REQUEST: Using the listing below, please gather every line containing the word "tested".

DATA SHOWN:
--- --- ---

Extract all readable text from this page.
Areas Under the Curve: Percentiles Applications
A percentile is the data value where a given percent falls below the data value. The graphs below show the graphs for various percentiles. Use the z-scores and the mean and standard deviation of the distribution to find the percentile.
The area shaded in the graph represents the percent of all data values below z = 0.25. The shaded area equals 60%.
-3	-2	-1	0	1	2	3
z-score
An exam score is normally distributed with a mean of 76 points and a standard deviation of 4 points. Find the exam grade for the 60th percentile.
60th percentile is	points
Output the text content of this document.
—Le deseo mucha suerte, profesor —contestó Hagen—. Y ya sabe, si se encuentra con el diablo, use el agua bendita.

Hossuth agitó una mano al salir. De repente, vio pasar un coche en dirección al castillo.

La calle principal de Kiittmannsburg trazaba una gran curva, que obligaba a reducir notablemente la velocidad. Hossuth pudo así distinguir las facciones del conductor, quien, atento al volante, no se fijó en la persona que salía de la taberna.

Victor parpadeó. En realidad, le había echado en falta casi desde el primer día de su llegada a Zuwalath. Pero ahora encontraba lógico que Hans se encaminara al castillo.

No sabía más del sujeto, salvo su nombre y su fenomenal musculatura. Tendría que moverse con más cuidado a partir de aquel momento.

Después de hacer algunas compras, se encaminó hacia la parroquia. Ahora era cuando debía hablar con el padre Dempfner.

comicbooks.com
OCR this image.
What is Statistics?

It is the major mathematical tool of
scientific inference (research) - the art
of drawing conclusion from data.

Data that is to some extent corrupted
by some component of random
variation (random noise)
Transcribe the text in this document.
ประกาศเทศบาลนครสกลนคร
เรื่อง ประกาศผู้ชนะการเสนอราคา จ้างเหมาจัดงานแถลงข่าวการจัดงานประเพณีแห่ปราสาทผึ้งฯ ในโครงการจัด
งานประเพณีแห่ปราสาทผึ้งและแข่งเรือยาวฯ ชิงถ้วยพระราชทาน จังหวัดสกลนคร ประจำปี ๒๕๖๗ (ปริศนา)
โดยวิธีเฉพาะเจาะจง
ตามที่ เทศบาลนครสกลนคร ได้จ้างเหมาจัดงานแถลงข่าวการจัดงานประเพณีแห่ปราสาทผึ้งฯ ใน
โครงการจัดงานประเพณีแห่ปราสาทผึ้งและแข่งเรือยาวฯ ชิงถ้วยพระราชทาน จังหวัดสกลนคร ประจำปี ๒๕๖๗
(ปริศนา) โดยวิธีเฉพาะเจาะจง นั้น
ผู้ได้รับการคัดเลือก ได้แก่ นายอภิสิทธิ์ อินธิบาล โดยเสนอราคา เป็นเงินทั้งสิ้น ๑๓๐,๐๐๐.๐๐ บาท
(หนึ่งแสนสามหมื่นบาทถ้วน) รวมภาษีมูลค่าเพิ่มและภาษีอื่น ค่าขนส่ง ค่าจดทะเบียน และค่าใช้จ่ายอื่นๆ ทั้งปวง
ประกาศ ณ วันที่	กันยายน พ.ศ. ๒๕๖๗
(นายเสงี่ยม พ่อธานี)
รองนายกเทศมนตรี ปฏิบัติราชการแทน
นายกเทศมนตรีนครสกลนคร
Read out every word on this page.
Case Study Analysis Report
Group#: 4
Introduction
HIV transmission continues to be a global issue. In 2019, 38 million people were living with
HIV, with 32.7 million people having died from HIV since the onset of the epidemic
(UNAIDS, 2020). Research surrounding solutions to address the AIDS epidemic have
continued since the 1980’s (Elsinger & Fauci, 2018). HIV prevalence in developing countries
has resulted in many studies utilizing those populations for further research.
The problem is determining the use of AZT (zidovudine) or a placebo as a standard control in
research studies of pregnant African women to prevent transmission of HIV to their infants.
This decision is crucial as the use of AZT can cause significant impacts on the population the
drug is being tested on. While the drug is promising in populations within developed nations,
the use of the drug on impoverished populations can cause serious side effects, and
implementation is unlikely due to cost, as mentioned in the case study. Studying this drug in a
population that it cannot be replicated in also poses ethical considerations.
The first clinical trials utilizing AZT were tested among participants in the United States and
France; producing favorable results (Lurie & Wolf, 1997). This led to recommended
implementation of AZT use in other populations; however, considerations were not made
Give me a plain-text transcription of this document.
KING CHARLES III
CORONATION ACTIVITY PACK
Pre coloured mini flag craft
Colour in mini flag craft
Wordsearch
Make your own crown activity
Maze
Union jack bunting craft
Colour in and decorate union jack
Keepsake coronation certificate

--- --- ---

TASK RESULT:
drug is being tested on. While the drug is promising in populations within developed nations,
The first clinical trials utilizing AZT were tested among participants in the United States and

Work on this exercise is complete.